>>>

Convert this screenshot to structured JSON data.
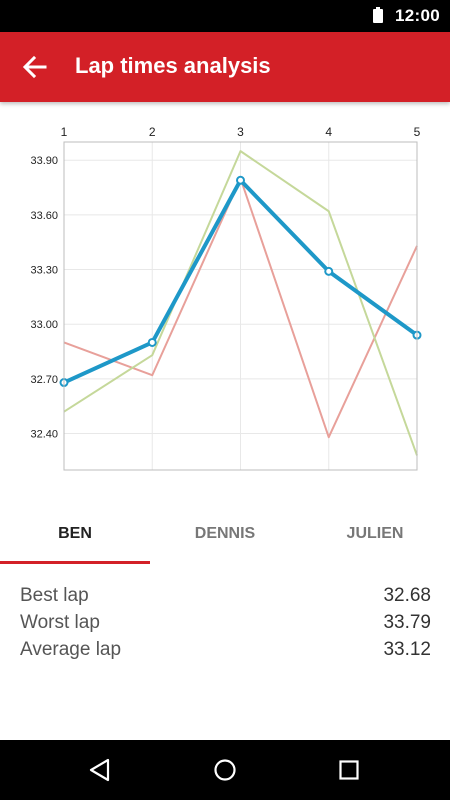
{
  "status_bar": {
    "time": "12:00",
    "battery_icon": "battery-full-icon"
  },
  "app_bar": {
    "title": "Lap times analysis",
    "back_icon": "arrow-back-icon",
    "color": "#d32027"
  },
  "chart_data": {
    "type": "line",
    "x": [
      1,
      2,
      3,
      4,
      5
    ],
    "x_tick_labels": [
      "1",
      "2",
      "3",
      "4",
      "5"
    ],
    "y_tick_labels": [
      "33.90",
      "33.60",
      "33.30",
      "33.00",
      "32.70",
      "32.40"
    ],
    "y_ticks": [
      33.9,
      33.6,
      33.3,
      33.0,
      32.7,
      32.4
    ],
    "ylim": [
      32.2,
      34.0
    ],
    "xlim": [
      1,
      5
    ],
    "grid": true,
    "series": [
      {
        "values": [
          32.9,
          32.72,
          33.8,
          32.38,
          33.43
        ],
        "color": "#e8a09a",
        "highlight": false
      },
      {
        "values": [
          32.52,
          32.83,
          33.95,
          33.62,
          32.28
        ],
        "color": "#c5d89a",
        "highlight": false
      },
      {
        "values": [
          32.68,
          32.9,
          33.79,
          33.29,
          32.94
        ],
        "color": "#1e98c8",
        "highlight": true
      }
    ]
  },
  "tabs": [
    {
      "label": "BEN",
      "active": true
    },
    {
      "label": "DENNIS",
      "active": false
    },
    {
      "label": "JULIEN",
      "active": false
    }
  ],
  "stats": [
    {
      "label": "Best lap",
      "value": "32.68"
    },
    {
      "label": "Worst lap",
      "value": "33.79"
    },
    {
      "label": "Average lap",
      "value": "33.12"
    }
  ],
  "nav_bar": {
    "back_icon": "nav-back-icon",
    "home_icon": "nav-home-icon",
    "recents_icon": "nav-recents-icon"
  }
}
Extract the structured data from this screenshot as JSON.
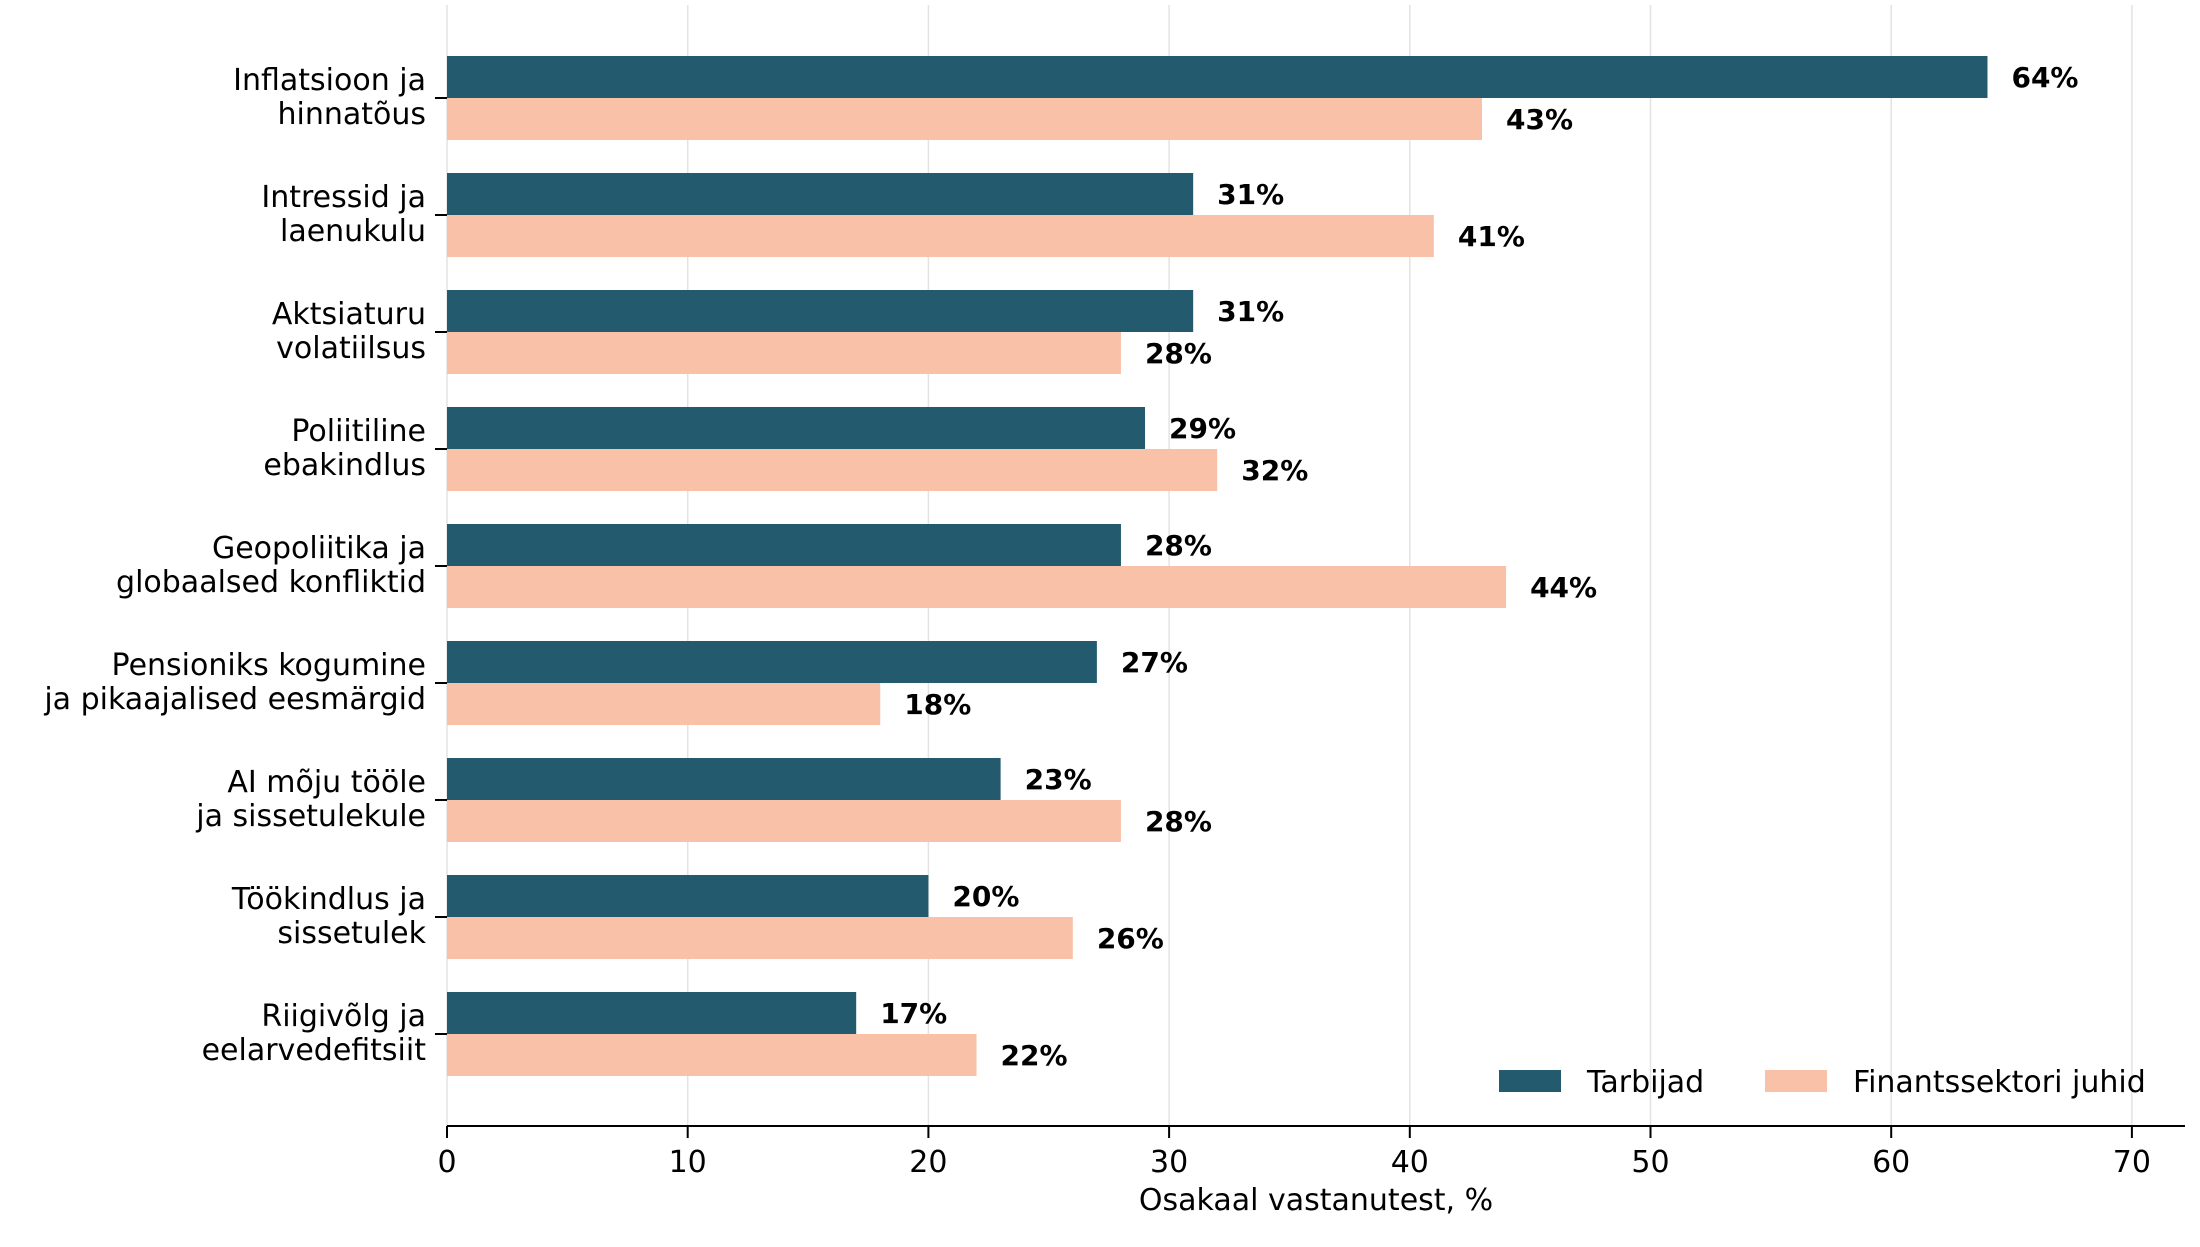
{
  "chart_data": {
    "type": "bar",
    "orientation": "horizontal",
    "categories": [
      [
        "Inflatsioon ja",
        "hinnatõus"
      ],
      [
        "Intressid ja",
        "laenukulu"
      ],
      [
        "Aktsiaturu",
        "volatiilsus"
      ],
      [
        "Poliitiline",
        "ebakindlus"
      ],
      [
        "Geopoliitika ja",
        "globaalsed konfliktid"
      ],
      [
        "Pensioniks kogumine",
        "ja pikaajalised eesmärgid"
      ],
      [
        "AI mõju tööle",
        "ja sissetulekule"
      ],
      [
        "Töökindlus ja",
        "sissetulek"
      ],
      [
        "Riigivõlg ja",
        "eelarvedefitsiit"
      ]
    ],
    "series": [
      {
        "name": "Tarbijad",
        "color": "#245a6e",
        "values": [
          64,
          31,
          31,
          29,
          28,
          27,
          23,
          20,
          17
        ]
      },
      {
        "name": "Finantssektori juhid",
        "color": "#f9c2a8",
        "values": [
          43,
          41,
          28,
          32,
          44,
          18,
          28,
          26,
          22
        ]
      }
    ],
    "value_suffix": "%",
    "xlabel": "Osakaal vastanutest, %",
    "xlim": [
      0,
      72
    ],
    "xticks": [
      0,
      10,
      20,
      30,
      40,
      50,
      60,
      70
    ],
    "grid": "vertical",
    "legend_position": "bottom-right"
  }
}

<<<

INSTRUCTIONS TO FOLLOW → Count each line with "screenshot" in it and report that figure by itself.

SOLUTION TO THIS EXERCISE → 2